── EXTRACTED DATA ──
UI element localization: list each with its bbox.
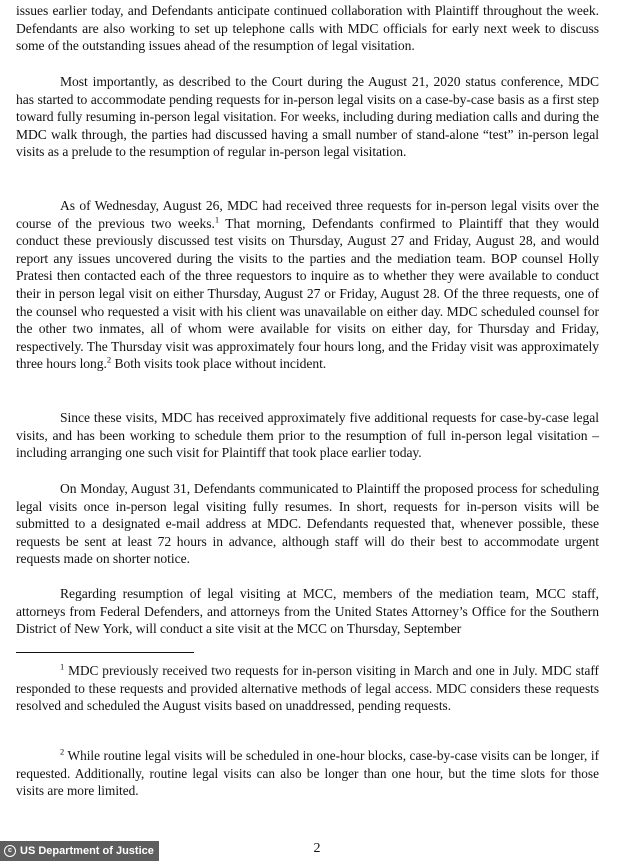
footnote-text: While routine legal visits will be scheduled in one-hour blocks, case-by-case visits can be longer, if requested. Additionally, routine legal visits can also be longer than one hour, but the time slots for those visits are more limited. — [16, 748, 599, 799]
paragraph-test-visits — [16, 197, 599, 373]
footnote-marker: 1 — [60, 661, 65, 672]
footnote-text: MDC previously received two requests for in-person visiting in March and one in July. MDC staff responded to these requests and provided alternative methods of legal access. MDC considers these requests resolved and scheduled the August visits based on unaddressed, pending requests. — [16, 663, 599, 714]
footnote-1 — [16, 662, 599, 715]
paragraph-additional-requests: Since these visits, MDC has received approximately five additional requests for case-by-case legal visits, and has been working to schedule them prior to the resumption of full in-person legal visitation – including arranging one such visit for Plaintiff that took place earlier today. — [16, 410, 599, 461]
credit-text: US Department of Justice — [20, 845, 154, 857]
footnote-divider — [16, 652, 194, 653]
paragraph-legal-visits-case-by-case: Most importantly, as described to the Court during the August 21, 2020 status conference, MDC has started to accommodate pending requests for in-person legal visits on a case-by-case basis as a first step toward fully resuming in-person legal visitation. For weeks, including during mediation calls and during the MDC walk through, the parties had discussed having a small number of stand-alone “test” in-person legal visits as a prelude to the resumption of regular in-person legal visitation. — [16, 74, 599, 160]
paragraph-mcc-resumption: Regarding resumption of legal visiting at MCC, members of the mediation team, MCC staff, attorneys from Federal Defenders, and attorneys from the United States Attorney’s Office for the Southern District of New York, will conduct a site visit at the MCC on Thursday, September — [16, 586, 599, 637]
paragraph-text-part: Both visits took place without incident. — [111, 356, 327, 372]
copyright-icon: c — [4, 845, 16, 857]
image-credit — [0, 841, 159, 861]
paragraph-text-part: As of Wednesday, August 26, MDC had received three requests for in-person legal visits over the course of the previous two weeks. — [16, 198, 599, 231]
footnote-ref-1[interactable]: 1 — [214, 214, 220, 225]
footnote-2 — [16, 747, 599, 800]
paragraph-scheduling-process: On Monday, August 31, Defendants communicated to Plaintiff the proposed process for scheduling legal visits once in-person legal visiting fully resumes. In short, requests for in-person visits will be submitted to a designated e-mail address at MDC. Defendants requested that, whenever possible, these requests be sent at least 72 hours in advance, although staff will do their best to accommodate urgent requests made on shorter notice. — [16, 481, 599, 567]
paragraph-continued: issues earlier today, and Defendants anticipate continued collaboration with Plaintiff throughout the week. Defendants are also working to set up telephone calls with MDC officials for early next week to discuss some of the outstanding issues ahead of the resumption of legal visitation. — [16, 3, 599, 54]
footnote-ref-2[interactable]: 2 — [106, 354, 112, 365]
footnote-marker: 2 — [60, 746, 65, 757]
paragraph-text-part: That morning, Defendants confirmed to Plaintiff that they would conduct these previously discussed test visits on Thursday, August 27 and Friday, August 28, and would report any issues uncovered during the visits to the parties and the mediation team. BOP counsel Holly Pratesi then contacted each of the three requestors to inquire as to whether they were available to conduct their in person legal visit on either Thursday, August 27 or Friday, August 28. Of the three requests, one of the counsel who requested a visit with his client was unavailable on either day. MDC scheduled counsel for the other two inmates, all of whom were available for visits on either day, for Thursday and Friday, respectively. The Thursday visit was approximately four hours long, and the Friday visit was approximately three hours long. — [16, 215, 599, 372]
page-number: 2 — [313, 841, 321, 856]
───
WHAT TO DO ▸ Copy every line of the records above verbatim, omitting the pictures.

SOLUTION ▸
UI element localization: list each with its bbox.
footnote-text: While routine legal visits will be scheduled in one-hour blocks, case-by-case visits can be longer, if requested. Additionally, routine legal visits can also be longer than one hour, but the time slots for those visits are more limited. — [16, 748, 599, 799]
paragraph-test-visits — [16, 197, 599, 373]
footnote-marker: 1 — [60, 661, 65, 672]
footnote-text: MDC previously received two requests for in-person visiting in March and one in July. MDC staff responded to these requests and provided alternative methods of legal access. MDC considers these requests resolved and scheduled the August visits based on unaddressed, pending requests. — [16, 663, 599, 714]
footnote-1 — [16, 662, 599, 715]
paragraph-additional-requests: Since these visits, MDC has received approximately five additional requests for case-by-case legal visits, and has been working to schedule them prior to the resumption of full in-person legal visitation – including arranging one such visit for Plaintiff that took place earlier today. — [16, 410, 599, 461]
credit-text: US Department of Justice — [20, 845, 154, 857]
footnote-divider — [16, 652, 194, 653]
paragraph-legal-visits-case-by-case: Most importantly, as described to the Court during the August 21, 2020 status conference, MDC has started to accommodate pending requests for in-person legal visits on a case-by-case basis as a first step toward fully resuming in-person legal visitation. For weeks, including during mediation calls and during the MDC walk through, the parties had discussed having a small number of stand-alone “test” in-person legal visits as a prelude to the resumption of regular in-person legal visitation. — [16, 74, 599, 160]
paragraph-mcc-resumption: Regarding resumption of legal visiting at MCC, members of the mediation team, MCC staff, attorneys from Federal Defenders, and attorneys from the United States Attorney’s Office for the Southern District of New York, will conduct a site visit at the MCC on Thursday, September — [16, 586, 599, 637]
paragraph-text-part: Both visits took place without incident. — [111, 356, 327, 372]
copyright-icon: c — [4, 845, 16, 857]
image-credit — [0, 841, 159, 861]
paragraph-text-part: As of Wednesday, August 26, MDC had received three requests for in-person legal visits over the course of the previous two weeks. — [16, 198, 599, 231]
footnote-ref-1[interactable]: 1 — [214, 214, 220, 225]
footnote-2 — [16, 747, 599, 800]
paragraph-scheduling-process: On Monday, August 31, Defendants communicated to Plaintiff the proposed process for scheduling legal visits once in-person legal visiting fully resumes. In short, requests for in-person visits will be submitted to a designated e-mail address at MDC. Defendants requested that, whenever possible, these requests be sent at least 72 hours in advance, although staff will do their best to accommodate urgent requests made on shorter notice. — [16, 481, 599, 567]
paragraph-continued: issues earlier today, and Defendants anticipate continued collaboration with Plaintiff throughout the week. Defendants are also working to set up telephone calls with MDC officials for early next week to discuss some of the outstanding issues ahead of the resumption of legal visitation. — [16, 3, 599, 54]
footnote-ref-2[interactable]: 2 — [106, 354, 112, 365]
footnote-marker: 2 — [60, 746, 65, 757]
paragraph-text-part: That morning, Defendants confirmed to Plaintiff that they would conduct these previously discussed test visits on Thursday, August 27 and Friday, August 28, and would report any issues uncovered during the visits to the parties and the mediation team. BOP counsel Holly Pratesi then contacted each of the three requestors to inquire as to whether they were available to conduct their in person legal visit on either Thursday, August 27 or Friday, August 28. Of the three requests, one of the counsel who requested a visit with his client was unavailable on either day. MDC scheduled counsel for the other two inmates, all of whom were available for visits on either day, for Thursday and Friday, respectively. The Thursday visit was approximately four hours long, and the Friday visit was approximately three hours long. — [16, 215, 599, 372]
page-number: 2 — [313, 841, 321, 856]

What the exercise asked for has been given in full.